» **What you need to do**
Gather up all lines that carry the word "населения".

» **Dataset records**
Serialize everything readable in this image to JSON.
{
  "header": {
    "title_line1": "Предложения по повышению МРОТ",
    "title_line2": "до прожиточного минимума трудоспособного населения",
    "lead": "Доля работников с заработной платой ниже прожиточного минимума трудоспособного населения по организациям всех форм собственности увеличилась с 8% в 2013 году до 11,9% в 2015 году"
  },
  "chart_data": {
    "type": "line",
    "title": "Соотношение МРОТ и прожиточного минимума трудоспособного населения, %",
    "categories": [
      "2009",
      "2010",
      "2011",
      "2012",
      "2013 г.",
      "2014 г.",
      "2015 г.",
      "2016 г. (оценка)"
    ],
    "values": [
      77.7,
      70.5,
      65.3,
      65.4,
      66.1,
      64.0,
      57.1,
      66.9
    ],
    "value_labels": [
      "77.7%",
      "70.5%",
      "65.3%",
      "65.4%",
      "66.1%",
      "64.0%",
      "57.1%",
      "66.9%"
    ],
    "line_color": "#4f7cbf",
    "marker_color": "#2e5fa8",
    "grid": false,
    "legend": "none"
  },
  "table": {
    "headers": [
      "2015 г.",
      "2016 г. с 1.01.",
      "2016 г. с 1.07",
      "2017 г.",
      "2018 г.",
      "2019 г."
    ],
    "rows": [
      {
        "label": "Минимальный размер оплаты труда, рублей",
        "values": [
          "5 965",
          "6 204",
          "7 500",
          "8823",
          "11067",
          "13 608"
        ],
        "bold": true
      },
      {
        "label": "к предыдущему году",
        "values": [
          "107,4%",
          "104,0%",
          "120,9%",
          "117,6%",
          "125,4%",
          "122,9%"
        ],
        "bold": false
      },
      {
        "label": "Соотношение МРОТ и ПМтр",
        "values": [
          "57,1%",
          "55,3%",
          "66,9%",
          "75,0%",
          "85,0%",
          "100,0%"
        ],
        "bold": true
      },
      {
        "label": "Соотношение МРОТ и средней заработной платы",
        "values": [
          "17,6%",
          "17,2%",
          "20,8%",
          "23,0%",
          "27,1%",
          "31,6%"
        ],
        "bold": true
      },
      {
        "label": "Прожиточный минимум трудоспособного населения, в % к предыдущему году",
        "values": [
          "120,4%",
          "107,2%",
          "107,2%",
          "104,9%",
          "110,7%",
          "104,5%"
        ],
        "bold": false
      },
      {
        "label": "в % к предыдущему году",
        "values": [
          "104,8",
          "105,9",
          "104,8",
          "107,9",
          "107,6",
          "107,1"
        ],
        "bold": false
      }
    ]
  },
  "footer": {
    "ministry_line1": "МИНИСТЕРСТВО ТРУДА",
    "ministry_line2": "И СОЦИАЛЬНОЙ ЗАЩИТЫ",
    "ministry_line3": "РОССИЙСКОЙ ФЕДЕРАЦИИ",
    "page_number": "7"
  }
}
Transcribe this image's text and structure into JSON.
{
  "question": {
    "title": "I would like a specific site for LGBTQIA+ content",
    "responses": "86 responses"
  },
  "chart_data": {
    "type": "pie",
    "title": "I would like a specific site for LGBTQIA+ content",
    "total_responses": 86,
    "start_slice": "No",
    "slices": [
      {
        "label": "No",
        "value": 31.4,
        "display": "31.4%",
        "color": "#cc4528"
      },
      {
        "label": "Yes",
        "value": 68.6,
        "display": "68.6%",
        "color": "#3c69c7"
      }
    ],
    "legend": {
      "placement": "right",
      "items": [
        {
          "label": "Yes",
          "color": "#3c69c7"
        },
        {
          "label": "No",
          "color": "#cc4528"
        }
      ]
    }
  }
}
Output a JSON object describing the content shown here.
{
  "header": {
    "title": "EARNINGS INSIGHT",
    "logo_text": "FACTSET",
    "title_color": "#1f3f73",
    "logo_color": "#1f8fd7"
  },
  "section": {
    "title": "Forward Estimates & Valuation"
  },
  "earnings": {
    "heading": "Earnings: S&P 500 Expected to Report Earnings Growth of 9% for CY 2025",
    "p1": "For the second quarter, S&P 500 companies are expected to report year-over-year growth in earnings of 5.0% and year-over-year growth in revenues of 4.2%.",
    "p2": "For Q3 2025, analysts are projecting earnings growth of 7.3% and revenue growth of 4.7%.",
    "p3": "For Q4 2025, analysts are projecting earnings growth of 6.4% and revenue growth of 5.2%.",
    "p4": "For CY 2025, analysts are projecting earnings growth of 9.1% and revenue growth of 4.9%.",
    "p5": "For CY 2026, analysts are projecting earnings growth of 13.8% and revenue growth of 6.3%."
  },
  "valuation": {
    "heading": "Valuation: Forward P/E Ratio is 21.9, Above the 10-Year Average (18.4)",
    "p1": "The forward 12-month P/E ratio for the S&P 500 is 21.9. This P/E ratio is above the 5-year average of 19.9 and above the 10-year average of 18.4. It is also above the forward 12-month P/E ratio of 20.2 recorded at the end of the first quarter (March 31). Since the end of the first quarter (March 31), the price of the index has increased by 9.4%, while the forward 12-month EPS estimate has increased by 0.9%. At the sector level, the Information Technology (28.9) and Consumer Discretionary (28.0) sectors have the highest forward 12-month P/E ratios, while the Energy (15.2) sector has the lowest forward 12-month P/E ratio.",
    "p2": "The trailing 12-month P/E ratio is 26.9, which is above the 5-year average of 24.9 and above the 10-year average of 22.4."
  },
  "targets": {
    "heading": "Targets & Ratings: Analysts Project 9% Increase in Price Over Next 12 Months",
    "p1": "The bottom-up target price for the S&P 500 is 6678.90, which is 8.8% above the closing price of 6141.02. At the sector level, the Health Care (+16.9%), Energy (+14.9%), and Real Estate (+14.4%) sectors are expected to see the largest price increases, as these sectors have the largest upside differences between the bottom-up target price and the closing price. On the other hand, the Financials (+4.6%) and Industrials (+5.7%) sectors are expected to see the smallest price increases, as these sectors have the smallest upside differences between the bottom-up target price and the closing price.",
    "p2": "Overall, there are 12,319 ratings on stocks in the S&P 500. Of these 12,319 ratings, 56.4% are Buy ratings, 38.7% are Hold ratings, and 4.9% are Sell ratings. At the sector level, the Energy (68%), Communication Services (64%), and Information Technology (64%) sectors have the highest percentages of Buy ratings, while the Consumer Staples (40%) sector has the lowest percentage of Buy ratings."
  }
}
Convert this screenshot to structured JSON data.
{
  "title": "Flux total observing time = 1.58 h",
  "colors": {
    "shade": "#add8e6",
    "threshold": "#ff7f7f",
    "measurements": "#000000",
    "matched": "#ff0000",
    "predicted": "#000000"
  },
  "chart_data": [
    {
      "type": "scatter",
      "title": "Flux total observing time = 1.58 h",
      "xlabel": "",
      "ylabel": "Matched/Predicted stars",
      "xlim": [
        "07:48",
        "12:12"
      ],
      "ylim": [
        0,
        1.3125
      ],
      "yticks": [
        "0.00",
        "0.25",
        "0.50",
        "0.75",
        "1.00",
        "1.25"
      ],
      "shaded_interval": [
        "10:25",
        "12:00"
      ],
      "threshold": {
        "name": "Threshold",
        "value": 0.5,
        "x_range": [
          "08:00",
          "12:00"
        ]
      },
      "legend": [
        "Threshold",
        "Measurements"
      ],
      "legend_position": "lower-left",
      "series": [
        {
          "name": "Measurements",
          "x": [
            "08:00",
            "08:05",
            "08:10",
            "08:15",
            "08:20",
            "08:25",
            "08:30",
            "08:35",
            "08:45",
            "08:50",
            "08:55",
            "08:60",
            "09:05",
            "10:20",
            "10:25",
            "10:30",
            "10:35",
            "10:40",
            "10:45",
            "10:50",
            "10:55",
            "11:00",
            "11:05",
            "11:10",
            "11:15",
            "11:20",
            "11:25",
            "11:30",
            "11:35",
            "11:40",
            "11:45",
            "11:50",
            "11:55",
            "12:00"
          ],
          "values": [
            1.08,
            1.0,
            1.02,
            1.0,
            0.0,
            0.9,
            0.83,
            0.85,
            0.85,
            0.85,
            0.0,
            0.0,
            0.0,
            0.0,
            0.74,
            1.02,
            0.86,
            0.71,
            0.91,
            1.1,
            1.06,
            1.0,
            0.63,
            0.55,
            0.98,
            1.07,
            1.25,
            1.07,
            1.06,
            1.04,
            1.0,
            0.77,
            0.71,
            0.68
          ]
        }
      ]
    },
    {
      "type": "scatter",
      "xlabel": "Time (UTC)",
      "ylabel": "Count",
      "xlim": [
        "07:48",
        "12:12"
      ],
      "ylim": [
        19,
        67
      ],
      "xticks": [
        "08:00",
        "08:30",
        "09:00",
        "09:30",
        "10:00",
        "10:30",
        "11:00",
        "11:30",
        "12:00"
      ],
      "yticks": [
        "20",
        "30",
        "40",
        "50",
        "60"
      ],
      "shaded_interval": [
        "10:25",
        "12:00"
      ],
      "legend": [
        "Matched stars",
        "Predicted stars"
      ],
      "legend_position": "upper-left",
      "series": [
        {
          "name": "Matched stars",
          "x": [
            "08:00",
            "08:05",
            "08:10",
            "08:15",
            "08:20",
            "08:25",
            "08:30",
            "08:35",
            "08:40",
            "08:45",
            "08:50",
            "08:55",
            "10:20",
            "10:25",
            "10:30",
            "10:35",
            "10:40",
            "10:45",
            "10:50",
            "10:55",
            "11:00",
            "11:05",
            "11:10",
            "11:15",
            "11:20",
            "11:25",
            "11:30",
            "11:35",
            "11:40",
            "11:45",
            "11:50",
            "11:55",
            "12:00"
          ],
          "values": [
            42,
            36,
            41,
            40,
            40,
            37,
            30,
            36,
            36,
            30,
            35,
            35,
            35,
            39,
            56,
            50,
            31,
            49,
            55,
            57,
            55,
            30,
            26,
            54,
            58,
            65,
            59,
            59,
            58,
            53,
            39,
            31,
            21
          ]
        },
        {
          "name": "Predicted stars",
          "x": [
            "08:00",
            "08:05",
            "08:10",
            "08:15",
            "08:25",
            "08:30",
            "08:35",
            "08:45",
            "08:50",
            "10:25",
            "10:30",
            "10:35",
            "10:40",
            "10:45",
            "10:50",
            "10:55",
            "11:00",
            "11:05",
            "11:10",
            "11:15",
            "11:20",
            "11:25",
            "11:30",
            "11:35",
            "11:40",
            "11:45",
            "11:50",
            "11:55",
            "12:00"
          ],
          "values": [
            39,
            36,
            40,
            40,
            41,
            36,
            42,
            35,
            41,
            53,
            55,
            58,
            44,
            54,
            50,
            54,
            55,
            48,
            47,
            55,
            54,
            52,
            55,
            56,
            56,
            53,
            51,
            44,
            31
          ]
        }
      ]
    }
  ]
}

» **Task output**
    "title_line2": "до прожиточного минимума трудоспособного населения",
    "lead": "Доля работников с заработной платой ниже прожиточного минимума трудоспособного населения по организациям всех форм собственности увеличилась с 8% в 2013 году до 11,9% в 2015 году"
    "title": "Соотношение МРОТ и прожиточного минимума трудоспособного населения, %",
        "label": "Прожиточный минимум трудоспособного населения, в % к предыдущему году",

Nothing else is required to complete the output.